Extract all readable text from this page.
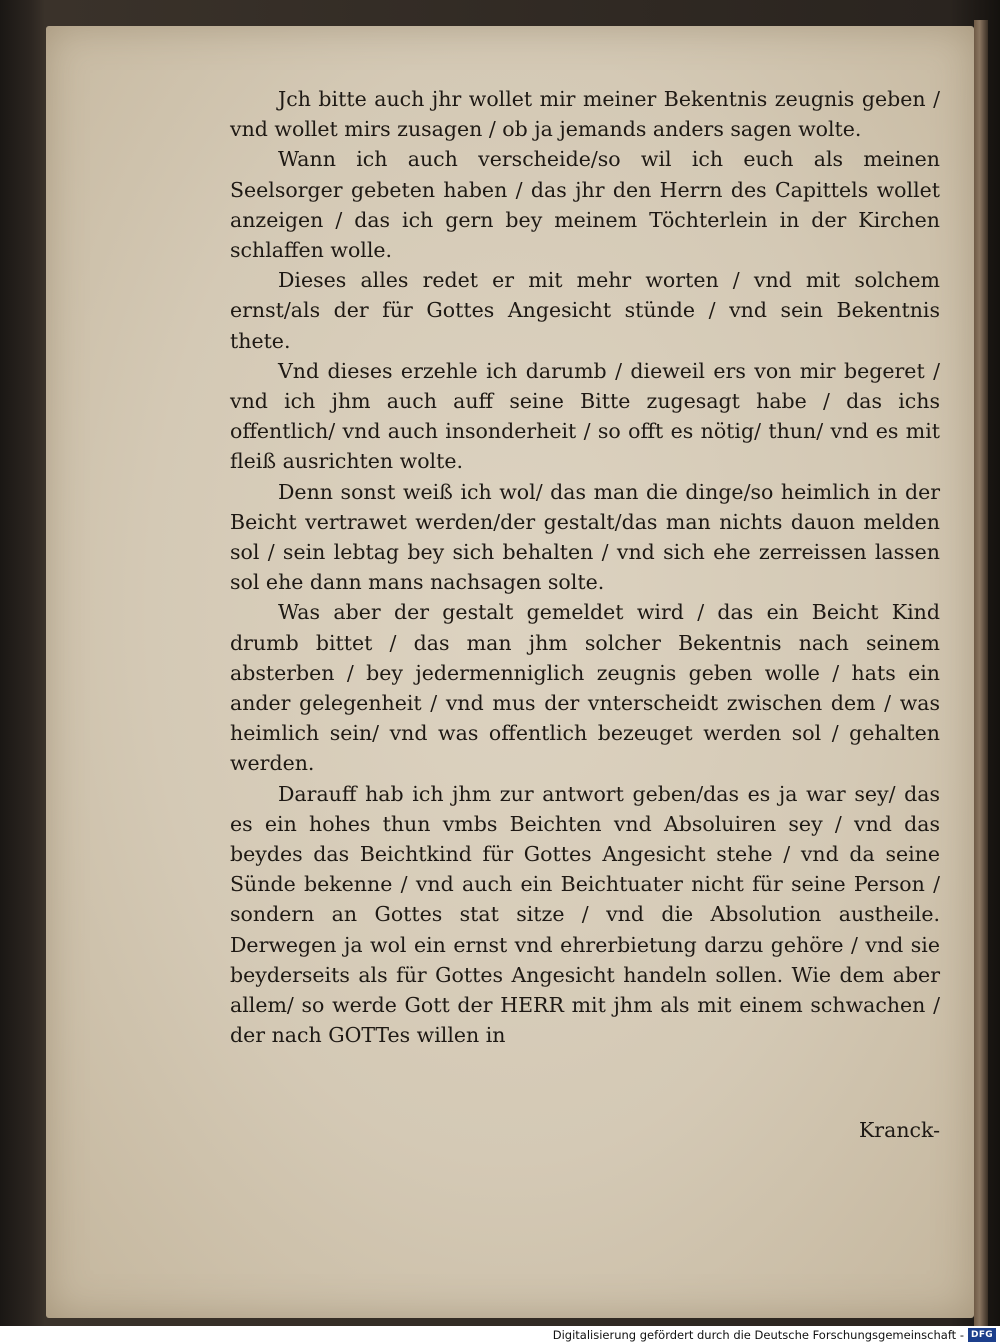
Jch bitte auch jhr wollet mir meiner Bekentnis zeugnis geben / vnd wollet mirs zusagen / ob ja jemands anders sagen wolte.

Wann ich auch verscheide/so wil ich euch als meinen Seelsorger gebeten haben / das jhr den Herrn des Capittels wollet anzeigen / das ich gern bey meinem Töchterlein in der Kirchen schlaffen wolle.

Dieses alles redet er mit mehr worten / vnd mit solchem ernst/als der für Gottes Angesicht stünde / vnd sein Bekentnis thete.

Vnd dieses erzehle ich darumb / dieweil ers von mir begeret / vnd ich jhm auch auff seine Bitte zugesagt habe / das ichs offentlich/ vnd auch insonderheit / so offt es nötig/ thun/ vnd es mit fleiß ausrichten wolte.

Denn sonst weiß ich wol/ das man die dinge/so heimlich in der Beicht vertrawet werden/der gestalt/das man nichts dauon melden sol / sein lebtag bey sich behalten / vnd sich ehe zerreissen lassen sol ehe dann mans nachsagen solte.

Was aber der gestalt gemeldet wird / das ein Beicht Kind drumb bittet / das man jhm solcher Bekentnis nach seinem absterben / bey jedermenniglich zeugnis geben wolle / hats ein ander gelegenheit / vnd mus der vnterscheidt zwischen dem / was heimlich sein/ vnd was offentlich bezeuget werden sol / gehalten werden.

Darauff hab ich jhm zur antwort geben/das es ja war sey/ das es ein hohes thun vmbs Beichten vnd Absoluiren sey / vnd das beydes das Beichtkind für Gottes Angesicht stehe / vnd da seine Sünde bekenne / vnd auch ein Beichtuater nicht für seine Person / sondern an Gottes stat sitze / vnd die Absolution austheile. Derwegen ja wol ein ernst vnd ehrerbietung darzu gehöre / vnd sie beyderseits als für Gottes Angesicht handeln sollen. Wie dem aber allem/ so werde Gott der HERR mit jhm als mit einem schwachen / der nach GOTTes willen in

Kranck-
Digitalisierung gefördert durch die Deutsche Forschungsgemeinschaft - DFG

━━━━━━━━━━

Transcribe the records above exactly, omitting every picture they contain.

§ **Solved exercise**
Extract all readable text from this page.
Jch bitte auch jhr wollet mir meiner Bekentnis zeugnis geben / vnd wollet mirs zusagen / ob ja jemands anders sagen wolte.

Wann ich auch verscheide/so wil ich euch als meinen Seelsorger gebeten haben / das jhr den Herrn des Capittels wollet anzeigen / das ich gern bey meinem Töchterlein in der Kirchen schlaffen wolle.

Dieses alles redet er mit mehr worten / vnd mit solchem ernst/als der für Gottes Angesicht stünde / vnd sein Bekentnis thete.

Vnd dieses erzehle ich darumb / dieweil ers von mir begeret / vnd ich jhm auch auff seine Bitte zugesagt habe / das ichs offentlich/ vnd auch insonderheit / so offt es nötig/ thun/ vnd es mit fleiß ausrichten wolte.

Denn sonst weiß ich wol/ das man die dinge/so heimlich in der Beicht vertrawet werden/der gestalt/das man nichts dauon melden sol / sein lebtag bey sich behalten / vnd sich ehe zerreissen lassen sol ehe dann mans nachsagen solte.

Was aber der gestalt gemeldet wird / das ein Beicht Kind drumb bittet / das man jhm solcher Bekentnis nach seinem absterben / bey jedermenniglich zeugnis geben wolle / hats ein ander gelegenheit / vnd mus der vnterscheidt zwischen dem / was heimlich sein/ vnd was offentlich bezeuget werden sol / gehalten werden.

Darauff hab ich jhm zur antwort geben/das es ja war sey/ das es ein hohes thun vmbs Beichten vnd Absoluiren sey / vnd das beydes das Beichtkind für Gottes Angesicht stehe / vnd da seine Sünde bekenne / vnd auch ein Beichtuater nicht für seine Person / sondern an Gottes stat sitze / vnd die Absolution austheile. Derwegen ja wol ein ernst vnd ehrerbietung darzu gehöre / vnd sie beyderseits als für Gottes Angesicht handeln sollen. Wie dem aber allem/ so werde Gott der HERR mit jhm als mit einem schwachen / der nach GOTTes willen in

Kranck-
Digitalisierung gefördert durch die Deutsche Forschungsgemeinschaft - DFG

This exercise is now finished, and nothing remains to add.